• _Problem_:
Print all of the data exactly as written.

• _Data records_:
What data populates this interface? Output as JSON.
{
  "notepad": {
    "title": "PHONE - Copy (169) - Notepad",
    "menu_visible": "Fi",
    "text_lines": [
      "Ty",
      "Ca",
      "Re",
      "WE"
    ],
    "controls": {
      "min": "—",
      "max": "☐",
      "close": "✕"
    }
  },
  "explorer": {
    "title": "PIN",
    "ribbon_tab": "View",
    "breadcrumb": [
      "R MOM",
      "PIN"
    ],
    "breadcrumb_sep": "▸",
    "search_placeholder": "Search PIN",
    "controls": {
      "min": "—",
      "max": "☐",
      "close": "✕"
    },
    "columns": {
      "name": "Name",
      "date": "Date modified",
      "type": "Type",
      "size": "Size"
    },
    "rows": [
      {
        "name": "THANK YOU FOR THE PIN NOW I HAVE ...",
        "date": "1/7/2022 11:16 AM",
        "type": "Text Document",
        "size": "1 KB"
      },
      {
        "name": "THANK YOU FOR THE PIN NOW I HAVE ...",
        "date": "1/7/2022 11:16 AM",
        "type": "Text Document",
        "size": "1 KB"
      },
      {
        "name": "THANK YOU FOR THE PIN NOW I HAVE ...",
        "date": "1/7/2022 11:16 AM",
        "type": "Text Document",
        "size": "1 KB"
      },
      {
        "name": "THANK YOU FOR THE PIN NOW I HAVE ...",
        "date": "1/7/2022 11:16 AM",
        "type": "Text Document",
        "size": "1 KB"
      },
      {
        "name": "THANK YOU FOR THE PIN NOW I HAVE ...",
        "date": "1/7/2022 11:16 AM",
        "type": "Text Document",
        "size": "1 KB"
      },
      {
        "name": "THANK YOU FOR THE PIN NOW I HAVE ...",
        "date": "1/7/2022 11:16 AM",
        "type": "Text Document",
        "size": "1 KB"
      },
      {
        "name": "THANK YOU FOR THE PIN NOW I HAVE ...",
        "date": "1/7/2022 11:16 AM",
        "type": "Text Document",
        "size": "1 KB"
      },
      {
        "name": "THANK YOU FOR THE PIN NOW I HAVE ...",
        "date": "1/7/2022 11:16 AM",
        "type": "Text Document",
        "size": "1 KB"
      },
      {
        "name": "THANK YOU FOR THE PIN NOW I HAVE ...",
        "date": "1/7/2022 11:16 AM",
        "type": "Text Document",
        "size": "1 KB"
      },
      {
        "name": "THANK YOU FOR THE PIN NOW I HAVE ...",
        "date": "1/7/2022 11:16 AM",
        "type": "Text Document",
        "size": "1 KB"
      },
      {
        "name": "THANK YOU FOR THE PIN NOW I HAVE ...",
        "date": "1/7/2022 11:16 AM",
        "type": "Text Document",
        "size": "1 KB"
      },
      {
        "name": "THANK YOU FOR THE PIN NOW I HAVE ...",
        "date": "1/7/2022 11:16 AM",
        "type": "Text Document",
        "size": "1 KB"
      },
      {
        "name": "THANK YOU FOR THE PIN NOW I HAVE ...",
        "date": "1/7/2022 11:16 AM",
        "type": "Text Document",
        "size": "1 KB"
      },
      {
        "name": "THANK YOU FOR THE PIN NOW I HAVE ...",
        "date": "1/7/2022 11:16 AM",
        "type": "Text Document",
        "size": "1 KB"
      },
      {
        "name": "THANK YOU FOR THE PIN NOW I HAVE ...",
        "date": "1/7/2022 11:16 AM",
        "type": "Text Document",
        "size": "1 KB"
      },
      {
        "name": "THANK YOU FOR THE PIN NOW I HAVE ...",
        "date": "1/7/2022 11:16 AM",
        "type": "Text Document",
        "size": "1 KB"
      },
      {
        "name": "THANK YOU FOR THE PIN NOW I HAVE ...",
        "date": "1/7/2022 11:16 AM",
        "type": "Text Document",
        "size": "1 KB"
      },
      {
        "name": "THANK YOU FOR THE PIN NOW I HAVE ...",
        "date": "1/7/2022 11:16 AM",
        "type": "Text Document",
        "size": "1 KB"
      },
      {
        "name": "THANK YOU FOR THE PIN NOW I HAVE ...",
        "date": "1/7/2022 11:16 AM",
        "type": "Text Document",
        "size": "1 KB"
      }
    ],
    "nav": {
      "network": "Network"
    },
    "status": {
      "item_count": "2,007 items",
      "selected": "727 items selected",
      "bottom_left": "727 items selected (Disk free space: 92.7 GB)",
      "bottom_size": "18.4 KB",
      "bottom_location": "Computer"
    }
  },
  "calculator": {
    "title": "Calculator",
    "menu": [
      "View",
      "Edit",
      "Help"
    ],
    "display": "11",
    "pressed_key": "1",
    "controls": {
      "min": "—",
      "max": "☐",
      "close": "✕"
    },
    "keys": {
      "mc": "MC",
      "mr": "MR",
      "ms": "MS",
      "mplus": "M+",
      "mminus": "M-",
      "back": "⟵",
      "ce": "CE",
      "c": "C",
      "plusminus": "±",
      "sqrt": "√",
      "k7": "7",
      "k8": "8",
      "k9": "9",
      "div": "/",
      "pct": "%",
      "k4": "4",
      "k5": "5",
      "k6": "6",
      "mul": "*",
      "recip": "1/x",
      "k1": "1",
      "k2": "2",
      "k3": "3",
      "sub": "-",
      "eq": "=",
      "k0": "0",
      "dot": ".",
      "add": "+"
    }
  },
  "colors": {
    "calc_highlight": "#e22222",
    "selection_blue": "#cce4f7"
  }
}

• _Final result_:
What data populates this interface? Output as JSON.
{
  "notepad": {
    "title": "PHONE - Copy (169) - Notepad",
    "menu_visible": "Fi",
    "text_lines": [
      "Ty",
      "Ca",
      "Re",
      "WE"
    ],
    "controls": {
      "min": "—",
      "max": "☐",
      "close": "✕"
    }
  },
  "explorer": {
    "title": "PIN",
    "ribbon_tab": "View",
    "breadcrumb": [
      "R MOM",
      "PIN"
    ],
    "breadcrumb_sep": "▸",
    "search_placeholder": "Search PIN",
    "controls": {
      "min": "—",
      "max": "☐",
      "close": "✕"
    },
    "columns": {
      "name": "Name",
      "date": "Date modified",
      "type": "Type",
      "size": "Size"
    },
    "rows": [
      {
        "name": "THANK YOU FOR THE PIN NOW I HAVE ...",
        "date": "1/7/2022 11:16 AM",
        "type": "Text Document",
        "size": "1 KB"
      },
      {
        "name": "THANK YOU FOR THE PIN NOW I HAVE ...",
        "date": "1/7/2022 11:16 AM",
        "type": "Text Document",
        "size": "1 KB"
      },
      {
        "name": "THANK YOU FOR THE PIN NOW I HAVE ...",
        "date": "1/7/2022 11:16 AM",
        "type": "Text Document",
        "size": "1 KB"
      },
      {
        "name": "THANK YOU FOR THE PIN NOW I HAVE ...",
        "date": "1/7/2022 11:16 AM",
        "type": "Text Document",
        "size": "1 KB"
      },
      {
        "name": "THANK YOU FOR THE PIN NOW I HAVE ...",
        "date": "1/7/2022 11:16 AM",
        "type": "Text Document",
        "size": "1 KB"
      },
      {
        "name": "THANK YOU FOR THE PIN NOW I HAVE ...",
        "date": "1/7/2022 11:16 AM",
        "type": "Text Document",
        "size": "1 KB"
      },
      {
        "name": "THANK YOU FOR THE PIN NOW I HAVE ...",
        "date": "1/7/2022 11:16 AM",
        "type": "Text Document",
        "size": "1 KB"
      },
      {
        "name": "THANK YOU FOR THE PIN NOW I HAVE ...",
        "date": "1/7/2022 11:16 AM",
        "type": "Text Document",
        "size": "1 KB"
      },
      {
        "name": "THANK YOU FOR THE PIN NOW I HAVE ...",
        "date": "1/7/2022 11:16 AM",
        "type": "Text Document",
        "size": "1 KB"
      },
      {
        "name": "THANK YOU FOR THE PIN NOW I HAVE ...",
        "date": "1/7/2022 11:16 AM",
        "type": "Text Document",
        "size": "1 KB"
      },
      {
        "name": "THANK YOU FOR THE PIN NOW I HAVE ...",
        "date": "1/7/2022 11:16 AM",
        "type": "Text Document",
        "size": "1 KB"
      },
      {
        "name": "THANK YOU FOR THE PIN NOW I HAVE ...",
        "date": "1/7/2022 11:16 AM",
        "type": "Text Document",
        "size": "1 KB"
      },
      {
        "name": "THANK YOU FOR THE PIN NOW I HAVE ...",
        "date": "1/7/2022 11:16 AM",
        "type": "Text Document",
        "size": "1 KB"
      },
      {
        "name": "THANK YOU FOR THE PIN NOW I HAVE ...",
        "date": "1/7/2022 11:16 AM",
        "type": "Text Document",
        "size": "1 KB"
      },
      {
        "name": "THANK YOU FOR THE PIN NOW I HAVE ...",
        "date": "1/7/2022 11:16 AM",
        "type": "Text Document",
        "size": "1 KB"
      },
      {
        "name": "THANK YOU FOR THE PIN NOW I HAVE ...",
        "date": "1/7/2022 11:16 AM",
        "type": "Text Document",
        "size": "1 KB"
      },
      {
        "name": "THANK YOU FOR THE PIN NOW I HAVE ...",
        "date": "1/7/2022 11:16 AM",
        "type": "Text Document",
        "size": "1 KB"
      },
      {
        "name": "THANK YOU FOR THE PIN NOW I HAVE ...",
        "date": "1/7/2022 11:16 AM",
        "type": "Text Document",
        "size": "1 KB"
      },
      {
        "name": "THANK YOU FOR THE PIN NOW I HAVE ...",
        "date": "1/7/2022 11:16 AM",
        "type": "Text Document",
        "size": "1 KB"
      }
    ],
    "nav": {
      "network": "Network"
    },
    "status": {
      "item_count": "2,007 items",
      "selected": "727 items selected",
      "bottom_left": "727 items selected (Disk free space: 92.7 GB)",
      "bottom_size": "18.4 KB",
      "bottom_location": "Computer"
    }
  },
  "calculator": {
    "title": "Calculator",
    "menu": [
      "View",
      "Edit",
      "Help"
    ],
    "display": "11",
    "pressed_key": "1",
    "controls": {
      "min": "—",
      "max": "☐",
      "close": "✕"
    },
    "keys": {
      "mc": "MC",
      "mr": "MR",
      "ms": "MS",
      "mplus": "M+",
      "mminus": "M-",
      "back": "⟵",
      "ce": "CE",
      "c": "C",
      "plusminus": "±",
      "sqrt": "√",
      "k7": "7",
      "k8": "8",
      "k9": "9",
      "div": "/",
      "pct": "%",
      "k4": "4",
      "k5": "5",
      "k6": "6",
      "mul": "*",
      "recip": "1/x",
      "k1": "1",
      "k2": "2",
      "k3": "3",
      "sub": "-",
      "eq": "=",
      "k0": "0",
      "dot": ".",
      "add": "+"
    }
  },
  "colors": {
    "calc_highlight": "#e22222",
    "selection_blue": "#cce4f7"
  }
}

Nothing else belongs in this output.